[OBJECTIVE]:
Each line that holds the word "JSON" counts once; report the total and nothing else.

[EXTRACTED DATA]:
---*---
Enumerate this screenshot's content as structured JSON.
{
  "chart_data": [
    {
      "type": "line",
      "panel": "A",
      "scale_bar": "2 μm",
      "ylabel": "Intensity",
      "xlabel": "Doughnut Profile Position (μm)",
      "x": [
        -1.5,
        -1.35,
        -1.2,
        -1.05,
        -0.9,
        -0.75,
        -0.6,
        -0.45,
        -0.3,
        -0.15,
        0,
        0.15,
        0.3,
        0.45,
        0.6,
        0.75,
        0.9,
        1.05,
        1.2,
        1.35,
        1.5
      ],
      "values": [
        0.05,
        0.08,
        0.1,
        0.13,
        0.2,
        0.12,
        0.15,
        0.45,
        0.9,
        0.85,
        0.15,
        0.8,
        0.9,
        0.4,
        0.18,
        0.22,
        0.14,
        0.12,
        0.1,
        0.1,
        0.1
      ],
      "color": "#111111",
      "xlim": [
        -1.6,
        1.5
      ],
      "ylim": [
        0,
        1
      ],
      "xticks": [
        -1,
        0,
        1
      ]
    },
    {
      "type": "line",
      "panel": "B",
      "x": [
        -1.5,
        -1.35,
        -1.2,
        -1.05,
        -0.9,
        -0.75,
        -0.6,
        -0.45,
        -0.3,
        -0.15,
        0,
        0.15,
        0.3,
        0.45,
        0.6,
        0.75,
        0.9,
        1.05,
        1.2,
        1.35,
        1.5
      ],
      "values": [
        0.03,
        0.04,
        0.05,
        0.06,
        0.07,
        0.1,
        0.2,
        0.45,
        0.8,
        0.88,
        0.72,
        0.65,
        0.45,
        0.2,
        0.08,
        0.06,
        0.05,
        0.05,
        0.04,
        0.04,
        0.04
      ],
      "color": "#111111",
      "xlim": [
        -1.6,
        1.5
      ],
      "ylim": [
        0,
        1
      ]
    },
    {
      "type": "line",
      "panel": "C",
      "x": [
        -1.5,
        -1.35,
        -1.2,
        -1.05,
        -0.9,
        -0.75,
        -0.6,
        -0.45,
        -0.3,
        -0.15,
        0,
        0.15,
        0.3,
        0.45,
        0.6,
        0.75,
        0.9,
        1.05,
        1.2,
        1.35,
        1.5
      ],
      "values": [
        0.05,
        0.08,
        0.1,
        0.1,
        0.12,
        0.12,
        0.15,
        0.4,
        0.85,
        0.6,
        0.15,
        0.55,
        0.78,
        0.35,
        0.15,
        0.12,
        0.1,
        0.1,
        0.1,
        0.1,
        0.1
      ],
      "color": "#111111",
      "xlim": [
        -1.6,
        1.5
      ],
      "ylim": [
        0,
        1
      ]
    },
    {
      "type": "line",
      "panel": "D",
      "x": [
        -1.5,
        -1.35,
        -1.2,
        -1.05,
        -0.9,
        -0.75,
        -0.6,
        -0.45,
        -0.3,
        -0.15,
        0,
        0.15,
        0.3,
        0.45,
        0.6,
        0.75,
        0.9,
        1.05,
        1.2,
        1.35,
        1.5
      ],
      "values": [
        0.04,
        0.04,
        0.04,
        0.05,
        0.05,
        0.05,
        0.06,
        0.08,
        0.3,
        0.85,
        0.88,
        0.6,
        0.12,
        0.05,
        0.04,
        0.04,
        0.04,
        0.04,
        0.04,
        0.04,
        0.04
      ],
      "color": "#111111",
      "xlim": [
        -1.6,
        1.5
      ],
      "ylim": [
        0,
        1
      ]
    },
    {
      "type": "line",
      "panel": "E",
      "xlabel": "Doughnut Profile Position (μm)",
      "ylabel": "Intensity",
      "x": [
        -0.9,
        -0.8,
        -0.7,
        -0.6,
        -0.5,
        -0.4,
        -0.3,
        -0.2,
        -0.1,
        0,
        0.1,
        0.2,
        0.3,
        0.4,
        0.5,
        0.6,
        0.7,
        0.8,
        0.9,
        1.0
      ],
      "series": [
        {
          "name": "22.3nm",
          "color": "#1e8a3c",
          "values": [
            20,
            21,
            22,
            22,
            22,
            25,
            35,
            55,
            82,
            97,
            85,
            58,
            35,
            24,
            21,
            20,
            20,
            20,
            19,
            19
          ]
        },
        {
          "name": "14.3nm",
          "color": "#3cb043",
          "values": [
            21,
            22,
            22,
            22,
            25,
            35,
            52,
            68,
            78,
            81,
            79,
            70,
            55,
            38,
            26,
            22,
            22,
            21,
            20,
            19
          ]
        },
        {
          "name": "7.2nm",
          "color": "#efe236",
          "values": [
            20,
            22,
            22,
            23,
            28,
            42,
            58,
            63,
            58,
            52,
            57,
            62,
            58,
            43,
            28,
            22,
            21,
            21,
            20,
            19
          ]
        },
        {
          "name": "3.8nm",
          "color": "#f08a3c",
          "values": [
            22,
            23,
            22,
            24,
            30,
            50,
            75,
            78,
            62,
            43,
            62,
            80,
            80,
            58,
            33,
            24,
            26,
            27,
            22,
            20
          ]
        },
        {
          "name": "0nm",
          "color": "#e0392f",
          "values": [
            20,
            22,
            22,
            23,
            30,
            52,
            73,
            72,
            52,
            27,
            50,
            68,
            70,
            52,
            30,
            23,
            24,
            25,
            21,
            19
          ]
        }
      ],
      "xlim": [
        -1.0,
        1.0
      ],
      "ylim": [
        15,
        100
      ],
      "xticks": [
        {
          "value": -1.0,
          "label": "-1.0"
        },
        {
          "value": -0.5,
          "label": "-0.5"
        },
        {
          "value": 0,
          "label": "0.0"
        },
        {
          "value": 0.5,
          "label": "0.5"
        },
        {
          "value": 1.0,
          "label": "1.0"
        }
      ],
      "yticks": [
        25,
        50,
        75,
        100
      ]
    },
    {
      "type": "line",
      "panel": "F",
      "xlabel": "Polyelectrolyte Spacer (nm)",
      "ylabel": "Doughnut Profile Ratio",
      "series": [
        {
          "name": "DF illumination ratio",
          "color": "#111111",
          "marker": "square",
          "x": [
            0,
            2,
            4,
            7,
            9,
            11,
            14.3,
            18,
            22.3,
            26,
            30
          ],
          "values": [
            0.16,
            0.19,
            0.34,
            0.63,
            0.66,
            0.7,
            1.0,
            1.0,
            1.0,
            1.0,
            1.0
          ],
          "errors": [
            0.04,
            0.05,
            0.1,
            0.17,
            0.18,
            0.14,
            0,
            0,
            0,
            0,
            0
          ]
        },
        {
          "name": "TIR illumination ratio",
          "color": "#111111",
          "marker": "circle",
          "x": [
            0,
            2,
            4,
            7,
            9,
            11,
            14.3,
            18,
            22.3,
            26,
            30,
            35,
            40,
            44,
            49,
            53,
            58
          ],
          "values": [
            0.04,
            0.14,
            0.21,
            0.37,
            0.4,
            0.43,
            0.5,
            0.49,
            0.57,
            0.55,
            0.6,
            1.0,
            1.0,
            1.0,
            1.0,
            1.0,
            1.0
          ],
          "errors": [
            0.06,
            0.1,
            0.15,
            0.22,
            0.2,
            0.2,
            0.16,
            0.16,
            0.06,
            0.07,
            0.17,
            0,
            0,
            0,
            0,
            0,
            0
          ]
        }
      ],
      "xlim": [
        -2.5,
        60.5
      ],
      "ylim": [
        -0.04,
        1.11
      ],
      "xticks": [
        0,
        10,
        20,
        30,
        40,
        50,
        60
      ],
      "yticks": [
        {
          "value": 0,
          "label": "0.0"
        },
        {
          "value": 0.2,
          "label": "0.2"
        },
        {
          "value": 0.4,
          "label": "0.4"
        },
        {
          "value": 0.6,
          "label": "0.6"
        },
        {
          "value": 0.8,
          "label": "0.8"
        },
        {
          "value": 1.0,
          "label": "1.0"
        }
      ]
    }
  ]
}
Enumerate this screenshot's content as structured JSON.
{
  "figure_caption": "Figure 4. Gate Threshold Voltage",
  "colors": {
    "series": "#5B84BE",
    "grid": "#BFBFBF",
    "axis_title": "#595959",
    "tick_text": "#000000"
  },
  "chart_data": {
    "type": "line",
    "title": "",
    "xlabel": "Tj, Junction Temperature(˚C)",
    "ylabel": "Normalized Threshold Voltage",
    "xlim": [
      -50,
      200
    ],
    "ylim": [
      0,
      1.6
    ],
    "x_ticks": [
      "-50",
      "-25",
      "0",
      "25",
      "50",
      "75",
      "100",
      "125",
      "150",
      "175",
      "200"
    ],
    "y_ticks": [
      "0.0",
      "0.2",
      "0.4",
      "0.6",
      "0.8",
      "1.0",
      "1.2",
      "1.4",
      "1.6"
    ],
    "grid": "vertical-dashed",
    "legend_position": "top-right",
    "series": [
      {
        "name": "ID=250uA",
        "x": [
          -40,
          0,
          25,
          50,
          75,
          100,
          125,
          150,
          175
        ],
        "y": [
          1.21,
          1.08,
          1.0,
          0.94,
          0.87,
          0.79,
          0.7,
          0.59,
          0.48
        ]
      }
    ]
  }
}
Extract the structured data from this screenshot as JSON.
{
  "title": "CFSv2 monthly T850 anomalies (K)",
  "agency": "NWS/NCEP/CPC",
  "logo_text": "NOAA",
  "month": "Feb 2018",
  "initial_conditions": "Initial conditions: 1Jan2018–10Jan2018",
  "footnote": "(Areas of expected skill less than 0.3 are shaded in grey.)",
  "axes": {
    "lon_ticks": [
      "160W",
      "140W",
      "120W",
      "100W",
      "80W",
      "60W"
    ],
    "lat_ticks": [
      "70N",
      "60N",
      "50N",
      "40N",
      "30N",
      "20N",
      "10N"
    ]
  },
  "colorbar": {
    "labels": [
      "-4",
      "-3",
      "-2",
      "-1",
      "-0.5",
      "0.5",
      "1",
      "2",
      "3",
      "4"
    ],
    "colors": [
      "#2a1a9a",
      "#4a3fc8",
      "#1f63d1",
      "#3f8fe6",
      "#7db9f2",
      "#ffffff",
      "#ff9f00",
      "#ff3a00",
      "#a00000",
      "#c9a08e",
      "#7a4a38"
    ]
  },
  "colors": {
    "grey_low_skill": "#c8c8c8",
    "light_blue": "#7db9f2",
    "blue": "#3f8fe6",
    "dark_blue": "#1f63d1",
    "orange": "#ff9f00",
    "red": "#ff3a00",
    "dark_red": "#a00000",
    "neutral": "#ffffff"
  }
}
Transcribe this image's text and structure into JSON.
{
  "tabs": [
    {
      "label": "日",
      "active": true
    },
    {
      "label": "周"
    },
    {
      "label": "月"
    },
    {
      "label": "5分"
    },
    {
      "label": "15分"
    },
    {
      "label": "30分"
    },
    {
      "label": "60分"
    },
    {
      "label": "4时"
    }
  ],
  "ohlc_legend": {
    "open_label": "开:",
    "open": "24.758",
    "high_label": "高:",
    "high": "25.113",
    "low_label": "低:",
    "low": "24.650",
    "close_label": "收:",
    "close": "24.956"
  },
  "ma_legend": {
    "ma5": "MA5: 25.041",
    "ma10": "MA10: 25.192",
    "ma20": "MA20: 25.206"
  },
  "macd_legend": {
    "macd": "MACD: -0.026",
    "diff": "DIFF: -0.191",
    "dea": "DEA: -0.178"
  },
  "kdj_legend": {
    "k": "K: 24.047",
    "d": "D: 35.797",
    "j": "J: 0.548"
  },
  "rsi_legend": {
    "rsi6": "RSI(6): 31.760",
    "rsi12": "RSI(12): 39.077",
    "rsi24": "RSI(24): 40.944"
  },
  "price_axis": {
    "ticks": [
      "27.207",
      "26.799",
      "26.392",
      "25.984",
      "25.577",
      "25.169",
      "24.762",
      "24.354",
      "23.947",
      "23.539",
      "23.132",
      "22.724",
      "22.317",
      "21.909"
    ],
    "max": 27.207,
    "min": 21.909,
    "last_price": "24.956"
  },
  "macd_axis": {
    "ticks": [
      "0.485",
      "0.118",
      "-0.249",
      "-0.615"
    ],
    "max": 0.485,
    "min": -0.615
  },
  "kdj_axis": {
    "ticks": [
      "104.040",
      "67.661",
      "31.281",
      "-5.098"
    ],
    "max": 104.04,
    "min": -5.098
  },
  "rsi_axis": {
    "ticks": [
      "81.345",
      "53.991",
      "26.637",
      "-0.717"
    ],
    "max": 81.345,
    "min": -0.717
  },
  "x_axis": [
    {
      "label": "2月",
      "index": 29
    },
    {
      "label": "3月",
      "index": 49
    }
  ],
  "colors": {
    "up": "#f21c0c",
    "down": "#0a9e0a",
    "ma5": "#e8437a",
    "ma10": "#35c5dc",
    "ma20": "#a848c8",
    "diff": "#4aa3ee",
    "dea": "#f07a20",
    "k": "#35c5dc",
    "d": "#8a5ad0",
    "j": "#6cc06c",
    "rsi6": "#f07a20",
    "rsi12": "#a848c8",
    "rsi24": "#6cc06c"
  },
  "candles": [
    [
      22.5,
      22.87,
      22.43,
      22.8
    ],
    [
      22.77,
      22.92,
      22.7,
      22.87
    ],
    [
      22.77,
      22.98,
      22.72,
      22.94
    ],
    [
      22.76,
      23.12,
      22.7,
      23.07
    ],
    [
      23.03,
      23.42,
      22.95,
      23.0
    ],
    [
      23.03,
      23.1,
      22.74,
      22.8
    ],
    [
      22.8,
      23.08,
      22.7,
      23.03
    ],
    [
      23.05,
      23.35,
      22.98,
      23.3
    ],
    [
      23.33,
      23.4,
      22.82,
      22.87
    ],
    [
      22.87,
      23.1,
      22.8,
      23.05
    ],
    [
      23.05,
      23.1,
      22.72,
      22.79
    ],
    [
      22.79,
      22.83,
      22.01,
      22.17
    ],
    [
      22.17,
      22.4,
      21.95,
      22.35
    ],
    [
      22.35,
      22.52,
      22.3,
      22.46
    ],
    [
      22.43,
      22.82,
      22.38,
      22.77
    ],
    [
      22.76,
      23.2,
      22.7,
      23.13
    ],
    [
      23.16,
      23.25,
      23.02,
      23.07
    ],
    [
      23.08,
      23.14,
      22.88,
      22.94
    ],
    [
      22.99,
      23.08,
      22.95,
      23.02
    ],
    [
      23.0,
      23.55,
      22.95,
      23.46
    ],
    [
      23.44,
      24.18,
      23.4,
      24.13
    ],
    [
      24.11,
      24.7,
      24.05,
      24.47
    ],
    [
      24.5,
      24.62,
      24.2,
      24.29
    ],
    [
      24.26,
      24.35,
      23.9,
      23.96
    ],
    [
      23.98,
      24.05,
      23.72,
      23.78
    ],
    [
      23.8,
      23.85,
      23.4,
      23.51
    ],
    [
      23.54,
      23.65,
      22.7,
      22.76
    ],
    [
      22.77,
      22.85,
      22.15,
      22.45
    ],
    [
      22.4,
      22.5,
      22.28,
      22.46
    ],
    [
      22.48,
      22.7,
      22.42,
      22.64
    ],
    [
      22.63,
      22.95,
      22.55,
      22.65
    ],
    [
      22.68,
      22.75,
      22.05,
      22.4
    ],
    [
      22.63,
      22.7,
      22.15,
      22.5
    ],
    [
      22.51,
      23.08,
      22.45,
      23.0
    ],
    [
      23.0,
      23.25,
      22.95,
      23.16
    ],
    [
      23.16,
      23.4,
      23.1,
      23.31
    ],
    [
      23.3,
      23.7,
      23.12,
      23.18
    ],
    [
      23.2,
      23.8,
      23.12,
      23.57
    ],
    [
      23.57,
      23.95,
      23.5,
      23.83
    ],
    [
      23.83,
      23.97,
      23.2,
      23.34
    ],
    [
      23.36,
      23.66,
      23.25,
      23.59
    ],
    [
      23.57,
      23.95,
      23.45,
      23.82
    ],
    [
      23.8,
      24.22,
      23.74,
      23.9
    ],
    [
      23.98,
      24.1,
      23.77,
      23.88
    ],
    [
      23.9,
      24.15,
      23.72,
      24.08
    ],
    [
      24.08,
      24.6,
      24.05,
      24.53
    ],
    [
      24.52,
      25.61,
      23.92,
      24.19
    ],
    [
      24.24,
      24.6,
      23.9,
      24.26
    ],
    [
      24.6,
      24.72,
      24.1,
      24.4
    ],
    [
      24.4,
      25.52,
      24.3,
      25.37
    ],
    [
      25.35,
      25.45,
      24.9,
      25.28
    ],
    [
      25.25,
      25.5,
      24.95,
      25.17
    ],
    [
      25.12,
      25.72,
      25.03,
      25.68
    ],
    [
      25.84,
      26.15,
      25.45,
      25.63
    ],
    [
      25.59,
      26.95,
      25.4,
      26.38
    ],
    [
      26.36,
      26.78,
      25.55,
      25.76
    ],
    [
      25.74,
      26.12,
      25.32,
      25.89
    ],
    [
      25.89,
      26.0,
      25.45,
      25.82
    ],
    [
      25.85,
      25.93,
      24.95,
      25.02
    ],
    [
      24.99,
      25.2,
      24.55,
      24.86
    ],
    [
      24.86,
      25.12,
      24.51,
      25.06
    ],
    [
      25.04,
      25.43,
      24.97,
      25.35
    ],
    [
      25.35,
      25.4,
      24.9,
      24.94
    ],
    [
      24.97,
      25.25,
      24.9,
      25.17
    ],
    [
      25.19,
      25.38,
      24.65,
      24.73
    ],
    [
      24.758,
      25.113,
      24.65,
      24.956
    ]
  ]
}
---*---
[EXPECTED ANSWER]:
4